Saved entries:
=-=-=-=-=
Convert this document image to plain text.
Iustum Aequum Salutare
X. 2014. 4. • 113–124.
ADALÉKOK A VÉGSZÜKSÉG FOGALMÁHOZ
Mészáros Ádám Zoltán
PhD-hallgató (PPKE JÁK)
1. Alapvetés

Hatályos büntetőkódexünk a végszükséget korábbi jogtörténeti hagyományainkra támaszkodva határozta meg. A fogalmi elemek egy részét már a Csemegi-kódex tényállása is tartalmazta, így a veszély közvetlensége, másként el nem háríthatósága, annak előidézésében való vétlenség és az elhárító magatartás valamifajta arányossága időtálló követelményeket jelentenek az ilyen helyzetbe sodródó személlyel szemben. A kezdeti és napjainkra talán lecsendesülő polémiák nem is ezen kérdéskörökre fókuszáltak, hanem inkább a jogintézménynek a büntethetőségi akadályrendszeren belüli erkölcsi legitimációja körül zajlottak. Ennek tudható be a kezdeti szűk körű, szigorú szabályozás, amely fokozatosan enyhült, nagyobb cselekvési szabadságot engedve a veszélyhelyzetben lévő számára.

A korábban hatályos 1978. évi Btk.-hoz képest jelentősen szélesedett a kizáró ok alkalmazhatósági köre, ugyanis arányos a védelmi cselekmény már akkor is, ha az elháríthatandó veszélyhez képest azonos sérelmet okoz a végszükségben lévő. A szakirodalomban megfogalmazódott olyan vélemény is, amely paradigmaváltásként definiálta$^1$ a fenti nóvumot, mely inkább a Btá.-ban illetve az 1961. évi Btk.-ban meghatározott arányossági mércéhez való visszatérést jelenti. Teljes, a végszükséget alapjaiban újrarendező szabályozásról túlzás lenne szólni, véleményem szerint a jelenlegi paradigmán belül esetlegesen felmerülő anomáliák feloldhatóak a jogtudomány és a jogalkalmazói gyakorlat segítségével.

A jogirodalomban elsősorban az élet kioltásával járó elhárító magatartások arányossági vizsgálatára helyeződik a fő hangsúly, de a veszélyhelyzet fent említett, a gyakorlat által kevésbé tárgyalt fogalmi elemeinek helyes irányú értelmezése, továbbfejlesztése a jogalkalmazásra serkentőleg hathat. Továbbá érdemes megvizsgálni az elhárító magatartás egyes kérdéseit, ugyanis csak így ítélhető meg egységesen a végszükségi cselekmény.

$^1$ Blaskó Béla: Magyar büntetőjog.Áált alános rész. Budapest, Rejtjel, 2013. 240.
=-=-=-=-=
From the data above, extract every line in its exact form.

Convert this document image to plain text.
Iustum Aequum Salutare
X. 2014. 4. • 113–124.
ADALÉKOK A VÉGSZÜKSÉG FOGALMÁHOZ
Mészáros Ádám Zoltán
PhD-hallgató (PPKE JÁK)
1. Alapvetés

Hatályos büntetőkódexünk a végszükséget korábbi jogtörténeti hagyományainkra támaszkodva határozta meg. A fogalmi elemek egy részét már a Csemegi-kódex tényállása is tartalmazta, így a veszély közvetlensége, másként el nem háríthatósága, annak előidézésében való vétlenség és az elhárító magatartás valamifajta arányossága időtálló követelményeket jelentenek az ilyen helyzetbe sodródó személlyel szemben. A kezdeti és napjainkra talán lecsendesülő polémiák nem is ezen kérdéskörökre fókuszáltak, hanem inkább a jogintézménynek a büntethetőségi akadályrendszeren belüli erkölcsi legitimációja körül zajlottak. Ennek tudható be a kezdeti szűk körű, szigorú szabályozás, amely fokozatosan enyhült, nagyobb cselekvési szabadságot engedve a veszélyhelyzetben lévő számára.

A korábban hatályos 1978. évi Btk.-hoz képest jelentősen szélesedett a kizáró ok alkalmazhatósági köre, ugyanis arányos a védelmi cselekmény már akkor is, ha az elháríthatandó veszélyhez képest azonos sérelmet okoz a végszükségben lévő. A szakirodalomban megfogalmazódott olyan vélemény is, amely paradigmaváltásként definiálta$^1$ a fenti nóvumot, mely inkább a Btá.-ban illetve az 1961. évi Btk.-ban meghatározott arányossági mércéhez való visszatérést jelenti. Teljes, a végszükséget alapjaiban újrarendező szabályozásról túlzás lenne szólni, véleményem szerint a jelenlegi paradigmán belül esetlegesen felmerülő anomáliák feloldhatóak a jogtudomány és a jogalkalmazói gyakorlat segítségével.

A jogirodalomban elsősorban az élet kioltásával járó elhárító magatartások arányossági vizsgálatára helyeződik a fő hangsúly, de a veszélyhelyzet fent említett, a gyakorlat által kevésbé tárgyalt fogalmi elemeinek helyes irányú értelmezése, továbbfejlesztése a jogalkalmazásra serkentőleg hathat. Továbbá érdemes megvizsgálni az elhárító magatartás egyes kérdéseit, ugyanis csak így ítélhető meg egységesen a végszükségi cselekmény.

$^1$ Blaskó Béla: Magyar büntetőjog.Áált alános rész. Budapest, Rejtjel, 2013. 240.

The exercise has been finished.